__Supplied material__
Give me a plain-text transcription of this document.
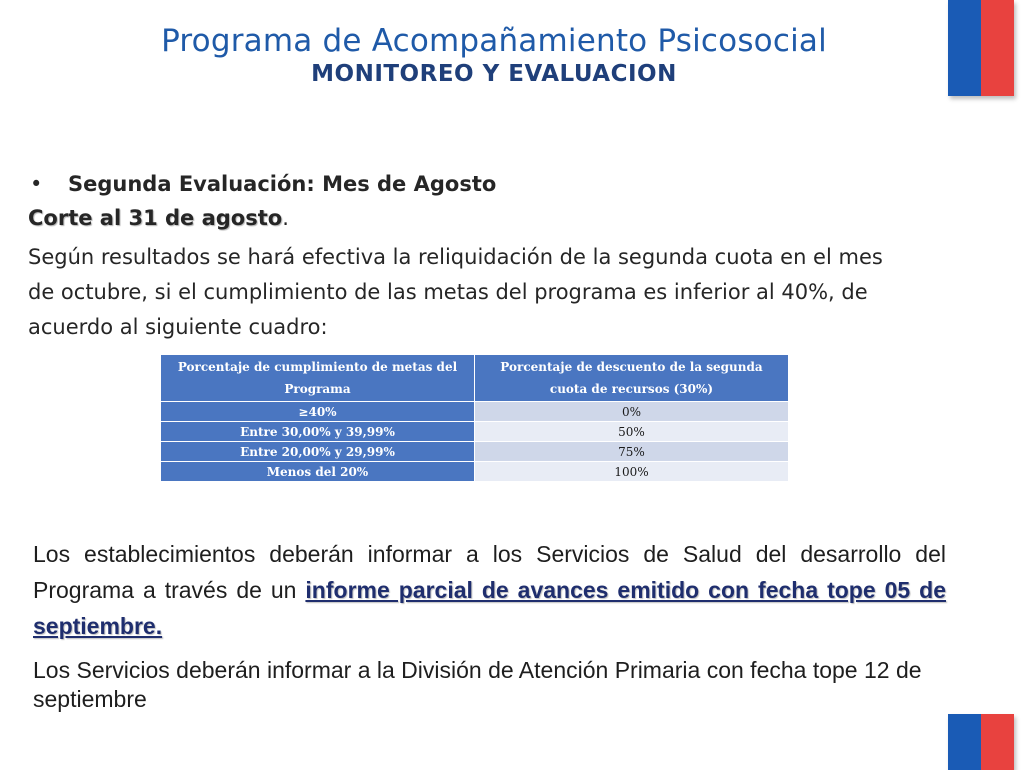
Programa de Acompañamiento Psicosocial
MONITOREO Y EVALUACION
•	Segunda Evaluación: Mes de Agosto
Corte al 31 de agosto.
Según resultados se hará efectiva la reliquidación de la segunda cuota en el mes de octubre, si el cumplimiento de las metas del programa es inferior al 40%, de acuerdo al siguiente cuadro:
Porcentaje de cumplimiento de metas del Programa	Porcentaje de descuento de la segunda cuota de recursos (30%)
≥40%	0%
Entre 30,00% y 39,99%	50%
Entre 20,00% y 29,99%	75%
Menos del 20%	100%
Los establecimientos deberán informar a los Servicios de Salud del desarrollo del Programa a través de un informe parcial de avances emitido con fecha tope 05 de septiembre.
Los Servicios deberán informar a la División de Atención Primaria con fecha tope 12 de septiembre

__Brief__
Repeat the full listing above exactly, with no pictures in the copy.

__Solution__
Give me a plain-text transcription of this document.
Programa de Acompañamiento Psicosocial
MONITOREO Y EVALUACION
•	Segunda Evaluación: Mes de Agosto
Corte al 31 de agosto.
Según resultados se hará efectiva la reliquidación de la segunda cuota en el mes de octubre, si el cumplimiento de las metas del programa es inferior al 40%, de acuerdo al siguiente cuadro:
Porcentaje de cumplimiento de metas del Programa	Porcentaje de descuento de la segunda cuota de recursos (30%)
≥40%	0%
Entre 30,00% y 39,99%	50%
Entre 20,00% y 29,99%	75%
Menos del 20%	100%
Los establecimientos deberán informar a los Servicios de Salud del desarrollo del Programa a través de un informe parcial de avances emitido con fecha tope 05 de septiembre.
Los Servicios deberán informar a la División de Atención Primaria con fecha tope 12 de septiembre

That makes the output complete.